* [Okuma Metni]:
125 Kayıt Bulundu.
Bize Kuteybe, ona Leys, ona İbn Şihab şöyle demiştir: Bir gün Ömer b. Abdülaziz ikindi namazını kıldırmayı biraz geciktirmişti. Bunun üzerine Urve ona hitaben, 'Cebrail, gökten inip Hz. Peygamber'in (sav) önünde namaz kıldı.' dedi. Bunun üzerine Ömer, 'Ne dediğine dikkat et ey Urve!' diye karşılık verdi. Bunun üzerine Urve sözlerine şöyle devam etti: 'Bana Beşir b. Ebu Mesud, ona Ebu Mesud, Hz. Peygamber'i şöyle derken işittiğini rivayet etti: "Cebrail indi ve bana imamlık yaptı. Ben de onunla ilk olarak sabah namazını kıldım. Sonra öğle namazını; sonra ikindi namazını; sonra akşam namazını; sonra da yatsı namazını kıldım." Hz. Peygamber (sav) parmaklarıyla beş vakit namazı sayıyordu.
Açıklama: Ömer b. Abdulaziz idari işleri sebebiyle ikindi namazını vakit biraz geçtikten sonra kıldırma imkanı bulmuş, tabiun neslinden Hz. Aişeʼnin (r.anh) yeğeni ve en yakın öğrencilerinden olan Urve b. ez-Zübeyr ise bu duruma itiraz etmiştir. İtiraz ederken Cebrailʼin Hz. Peygamberʼin (sav) namaz kıldırmak için önüne geçtiğine veya namaz vakitlerini Cebrail'in belirlediğine dair bilgiye Ömer b. Abdulaziz tarafından itiraz edilince Urve bilgisinin kaynağı olan hadisi rivayet etmiştir. (Bkz. İbn ʿAbdilberr, Ebû Ömer Yûsuf b. ʿAbdillâh en-Nemerî (ö.463/1071), et-Temhîd li mâ fī'l-Muvattaʾ mine'l-Meʿânî ve'l-ʾEsânîd (nşr. Muṡṭafā b. ʾAḥmed el-ʿAlevī, Muḥammed ʿAbdulkebīr el-Bekrī), I-XXIV, Maġrib 1387/1967, 8/ 18; İbn Hacer, Ebû'l-Fadl Ahmed b. ʿAlî el-ʿAskalânî (ö. 852/1448), Fethu'l-Bârî Şerhu Sahīh el-Buhârî, I-XIII, Beyrūt 1379/1959, 2/3).

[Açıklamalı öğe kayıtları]
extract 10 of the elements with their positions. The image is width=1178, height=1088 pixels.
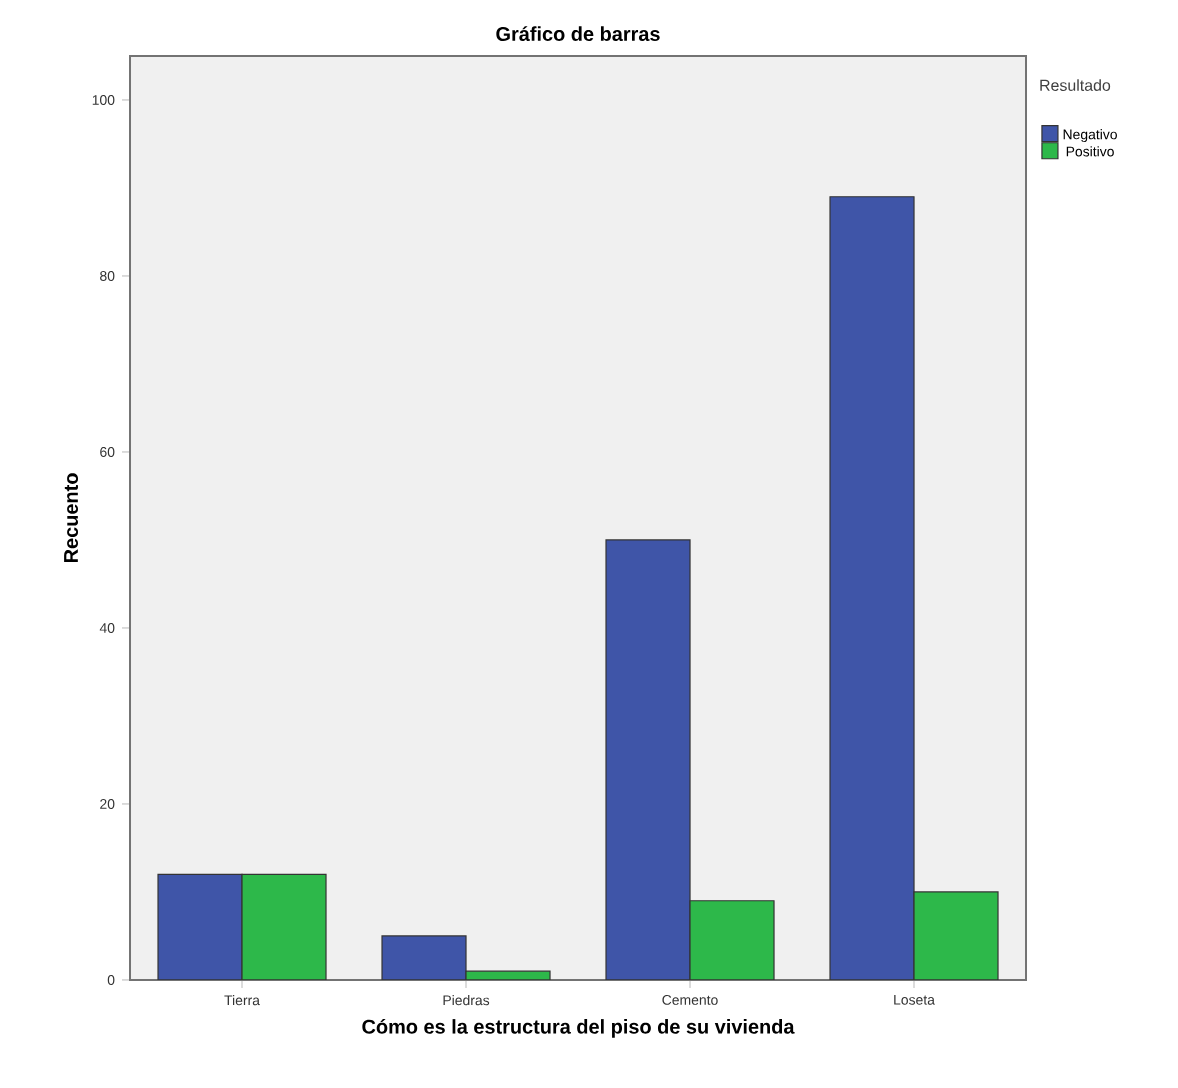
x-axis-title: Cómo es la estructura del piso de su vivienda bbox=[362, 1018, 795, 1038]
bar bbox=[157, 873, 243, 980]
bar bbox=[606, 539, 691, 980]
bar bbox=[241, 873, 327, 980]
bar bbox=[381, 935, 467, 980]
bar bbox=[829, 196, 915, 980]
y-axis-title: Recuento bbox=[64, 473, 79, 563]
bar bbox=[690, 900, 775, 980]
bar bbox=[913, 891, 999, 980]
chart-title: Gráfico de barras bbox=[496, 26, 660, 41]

---

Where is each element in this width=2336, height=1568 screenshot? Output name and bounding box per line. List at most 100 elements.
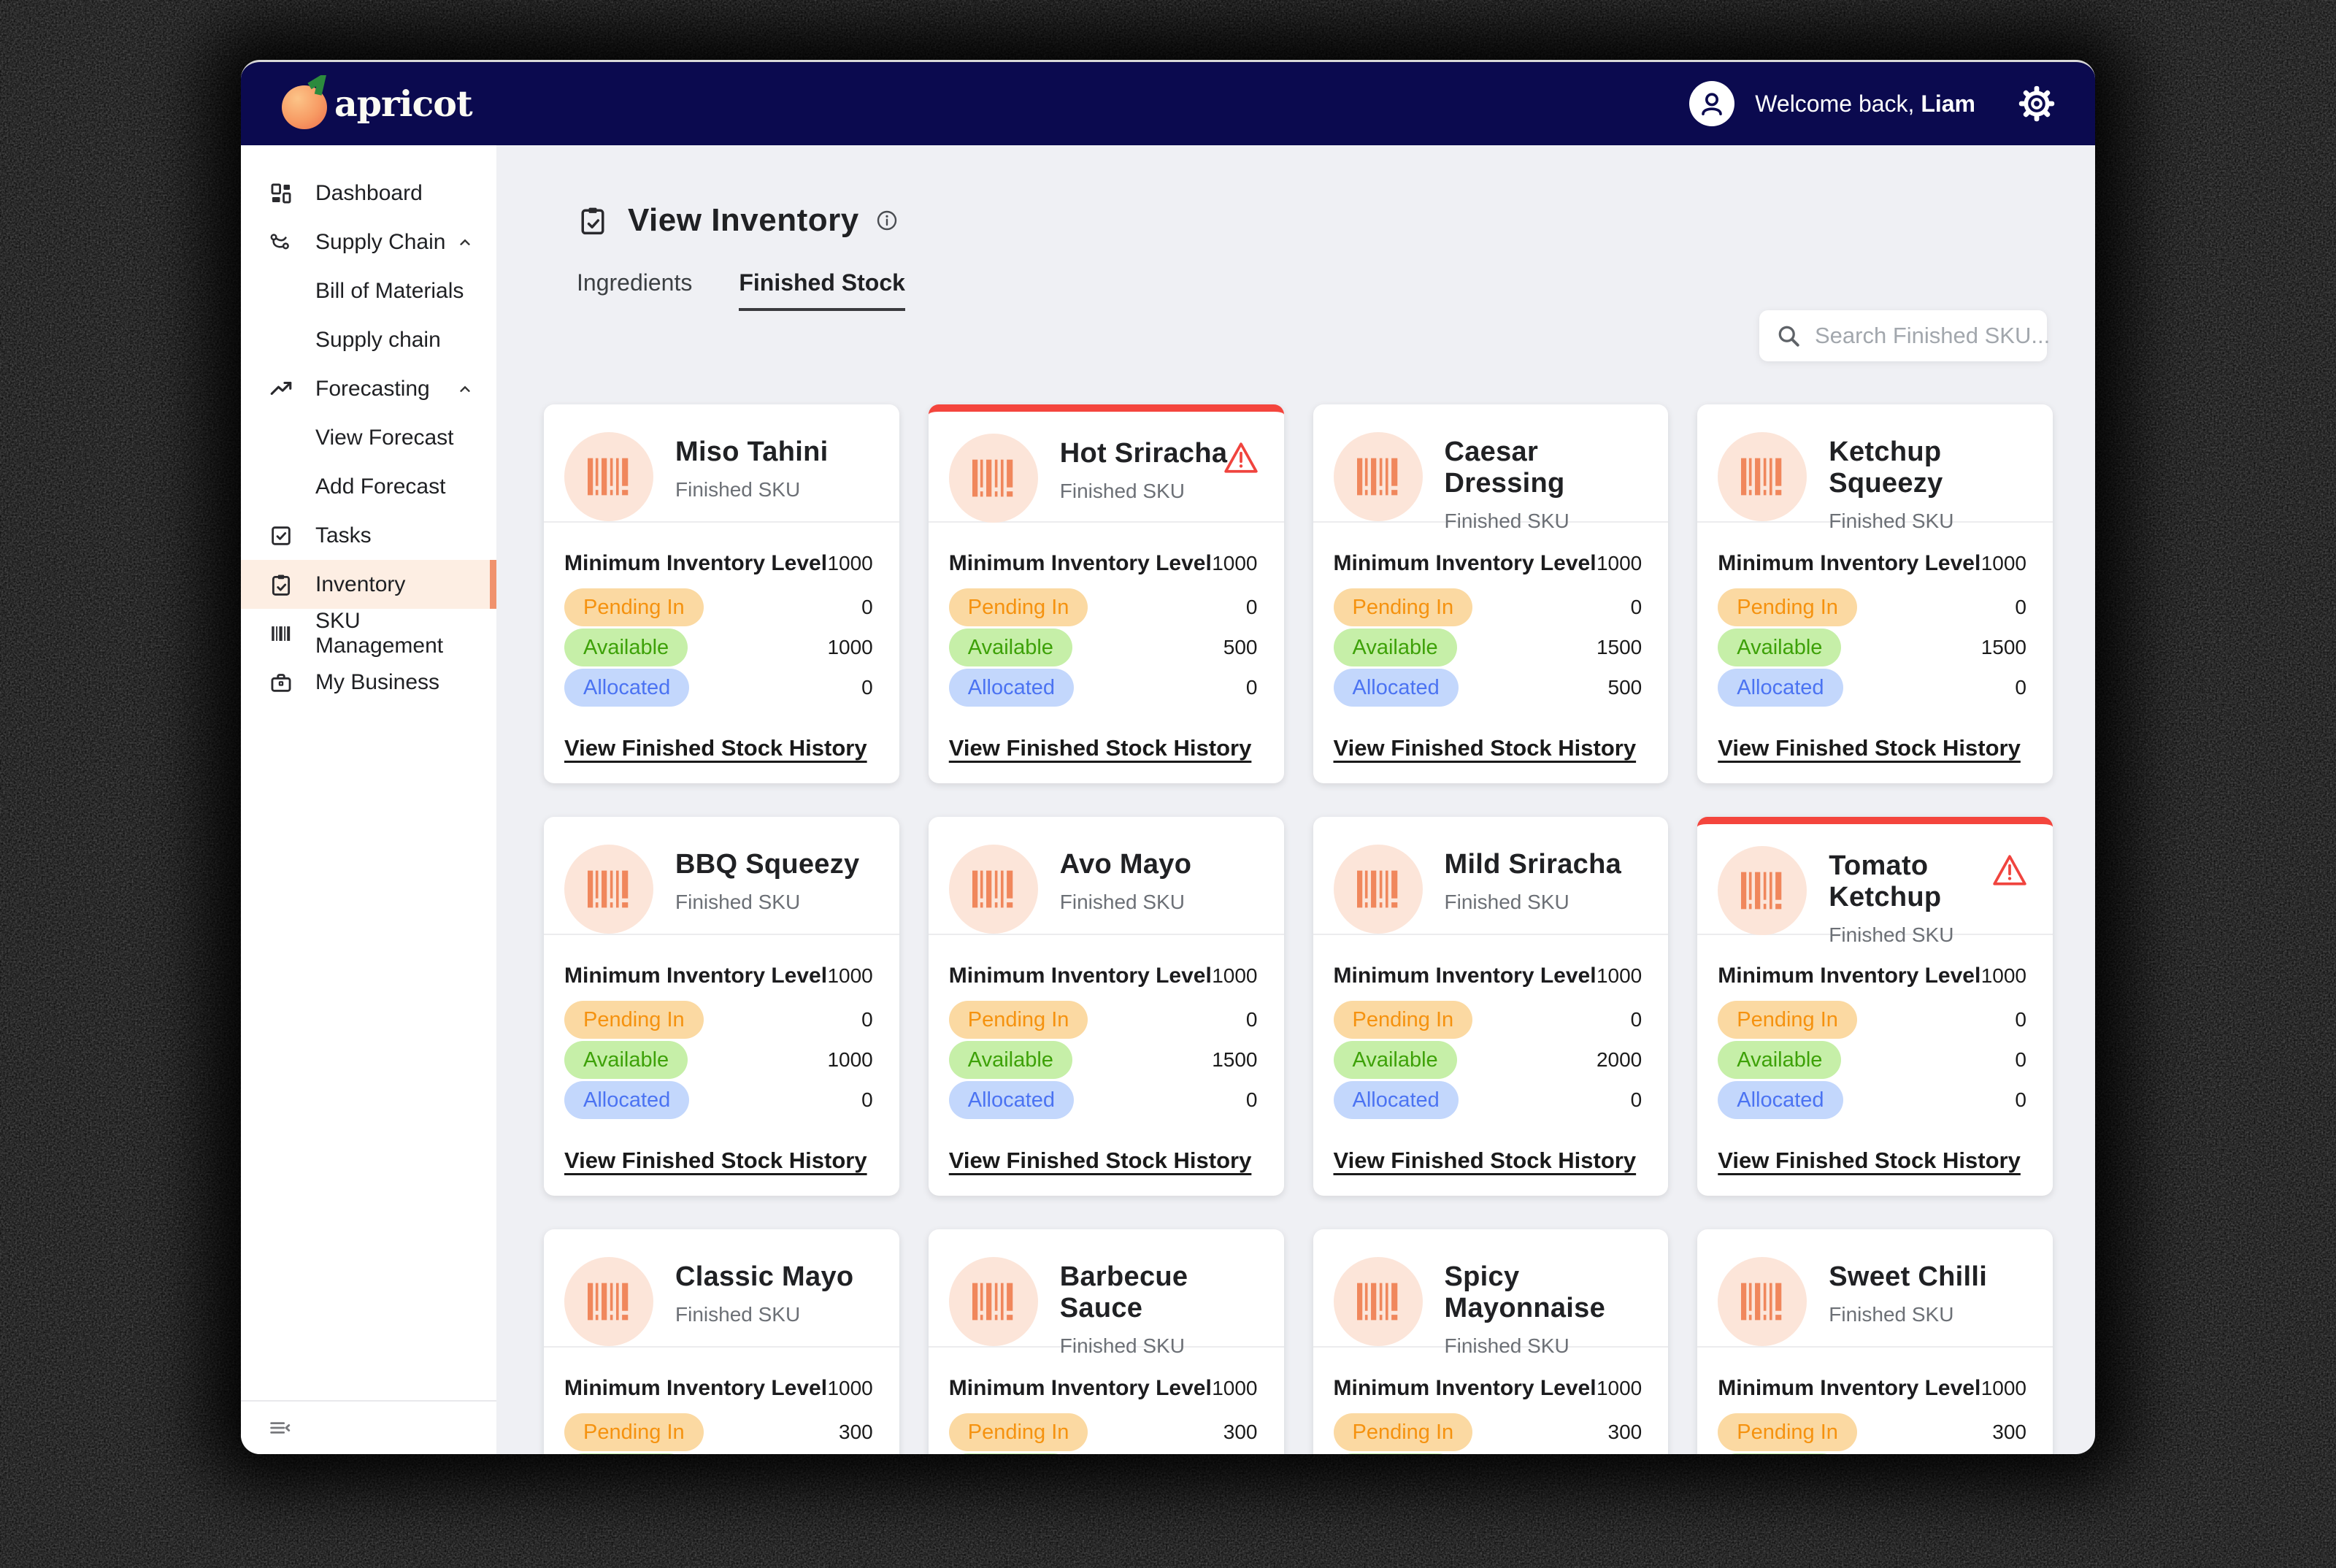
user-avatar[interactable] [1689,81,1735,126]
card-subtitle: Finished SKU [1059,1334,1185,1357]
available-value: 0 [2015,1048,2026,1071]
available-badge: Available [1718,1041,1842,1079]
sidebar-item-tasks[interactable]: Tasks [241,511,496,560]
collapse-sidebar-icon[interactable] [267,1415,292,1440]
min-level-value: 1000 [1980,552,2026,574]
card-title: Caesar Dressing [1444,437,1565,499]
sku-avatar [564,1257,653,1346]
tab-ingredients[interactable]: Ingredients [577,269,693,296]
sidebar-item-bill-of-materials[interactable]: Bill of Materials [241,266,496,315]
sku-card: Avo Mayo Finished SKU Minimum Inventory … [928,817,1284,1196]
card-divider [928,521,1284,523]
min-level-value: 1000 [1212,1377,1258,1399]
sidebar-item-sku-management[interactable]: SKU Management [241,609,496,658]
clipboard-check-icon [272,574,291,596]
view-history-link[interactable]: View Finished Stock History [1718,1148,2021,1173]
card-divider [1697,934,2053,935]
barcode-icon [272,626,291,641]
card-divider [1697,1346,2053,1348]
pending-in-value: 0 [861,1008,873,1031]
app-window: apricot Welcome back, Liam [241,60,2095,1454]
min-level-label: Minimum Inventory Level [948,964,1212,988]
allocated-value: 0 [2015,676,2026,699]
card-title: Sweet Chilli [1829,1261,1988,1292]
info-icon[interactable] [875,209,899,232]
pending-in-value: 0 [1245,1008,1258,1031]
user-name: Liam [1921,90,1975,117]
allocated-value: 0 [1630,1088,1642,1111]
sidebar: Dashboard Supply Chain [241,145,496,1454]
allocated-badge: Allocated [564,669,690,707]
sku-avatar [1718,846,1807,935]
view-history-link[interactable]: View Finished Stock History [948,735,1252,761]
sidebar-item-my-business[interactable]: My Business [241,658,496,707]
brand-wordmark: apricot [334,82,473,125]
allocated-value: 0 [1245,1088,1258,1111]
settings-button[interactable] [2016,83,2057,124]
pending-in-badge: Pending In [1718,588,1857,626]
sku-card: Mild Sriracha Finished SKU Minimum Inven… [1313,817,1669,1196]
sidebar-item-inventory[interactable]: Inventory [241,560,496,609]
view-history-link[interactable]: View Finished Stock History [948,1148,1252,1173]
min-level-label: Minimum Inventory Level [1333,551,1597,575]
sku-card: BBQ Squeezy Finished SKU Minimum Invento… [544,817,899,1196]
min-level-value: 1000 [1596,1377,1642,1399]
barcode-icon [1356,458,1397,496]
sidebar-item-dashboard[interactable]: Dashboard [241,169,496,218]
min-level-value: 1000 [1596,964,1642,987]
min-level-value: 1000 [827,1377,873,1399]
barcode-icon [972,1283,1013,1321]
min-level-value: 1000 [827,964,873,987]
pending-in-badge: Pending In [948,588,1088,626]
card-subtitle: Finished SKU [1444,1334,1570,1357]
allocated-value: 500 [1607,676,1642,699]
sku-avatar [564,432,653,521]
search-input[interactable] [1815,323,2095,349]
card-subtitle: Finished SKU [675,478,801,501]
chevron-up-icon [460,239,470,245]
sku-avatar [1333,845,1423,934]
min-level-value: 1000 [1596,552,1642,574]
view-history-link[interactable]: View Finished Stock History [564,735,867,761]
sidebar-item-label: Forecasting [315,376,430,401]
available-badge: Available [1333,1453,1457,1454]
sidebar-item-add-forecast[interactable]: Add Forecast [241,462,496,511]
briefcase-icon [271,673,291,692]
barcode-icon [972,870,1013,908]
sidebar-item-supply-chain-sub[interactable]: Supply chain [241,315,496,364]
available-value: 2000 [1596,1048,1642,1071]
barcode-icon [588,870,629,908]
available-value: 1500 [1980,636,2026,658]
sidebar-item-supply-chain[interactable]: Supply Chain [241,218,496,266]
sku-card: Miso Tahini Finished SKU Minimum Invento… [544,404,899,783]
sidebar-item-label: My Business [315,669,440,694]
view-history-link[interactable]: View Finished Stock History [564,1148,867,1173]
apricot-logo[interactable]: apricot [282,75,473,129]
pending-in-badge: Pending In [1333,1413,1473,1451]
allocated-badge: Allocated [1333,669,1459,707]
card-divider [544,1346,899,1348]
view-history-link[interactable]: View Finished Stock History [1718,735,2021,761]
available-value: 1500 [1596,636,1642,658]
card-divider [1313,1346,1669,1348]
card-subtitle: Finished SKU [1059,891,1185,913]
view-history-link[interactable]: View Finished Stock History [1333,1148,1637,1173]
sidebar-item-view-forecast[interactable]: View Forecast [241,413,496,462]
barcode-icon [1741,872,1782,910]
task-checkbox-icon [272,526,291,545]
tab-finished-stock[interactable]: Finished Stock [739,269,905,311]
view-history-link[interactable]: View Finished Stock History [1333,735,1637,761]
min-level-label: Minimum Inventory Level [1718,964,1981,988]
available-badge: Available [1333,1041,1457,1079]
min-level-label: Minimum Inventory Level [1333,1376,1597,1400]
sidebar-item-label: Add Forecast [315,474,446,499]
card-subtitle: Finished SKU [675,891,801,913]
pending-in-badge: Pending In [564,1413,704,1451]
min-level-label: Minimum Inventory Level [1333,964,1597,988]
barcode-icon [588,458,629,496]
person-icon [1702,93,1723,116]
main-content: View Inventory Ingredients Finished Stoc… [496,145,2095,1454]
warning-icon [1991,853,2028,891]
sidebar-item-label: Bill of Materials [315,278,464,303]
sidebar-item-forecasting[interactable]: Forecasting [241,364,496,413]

* [Çalışılacak Problem]:
Okuma metninden "125 Kayıt Bulundu." ile başlayıp "vakit namazı sayıyordu." ifadesine kadar süren bölümü aynen yazdırın.

* [Problemin Çözümü]:
125 Kayıt Bulundu.
Bize Kuteybe, ona Leys, ona İbn Şihab şöyle demiştir: Bir gün Ömer b. Abdülaziz ikindi namazını kıldırmayı biraz geciktirmişti. Bunun üzerine Urve ona hitaben, 'Cebrail, gökten inip Hz. Peygamber'in (sav) önünde namaz kıldı.' dedi. Bunun üzerine Ömer, 'Ne dediğine dikkat et ey Urve!' diye karşılık verdi. Bunun üzerine Urve sözlerine şöyle devam etti: 'Bana Beşir b. Ebu Mesud, ona Ebu Mesud, Hz. Peygamber'i şöyle derken işittiğini rivayet etti: "Cebrail indi ve bana imamlık yaptı. Ben de onunla ilk olarak sabah namazını kıldım. Sonra öğle namazını; sonra ikindi namazını; sonra akşam namazını; sonra da yatsı namazını kıldım." Hz. Peygamber (sav) parmaklarıyla beş vakit namazı sayıyordu.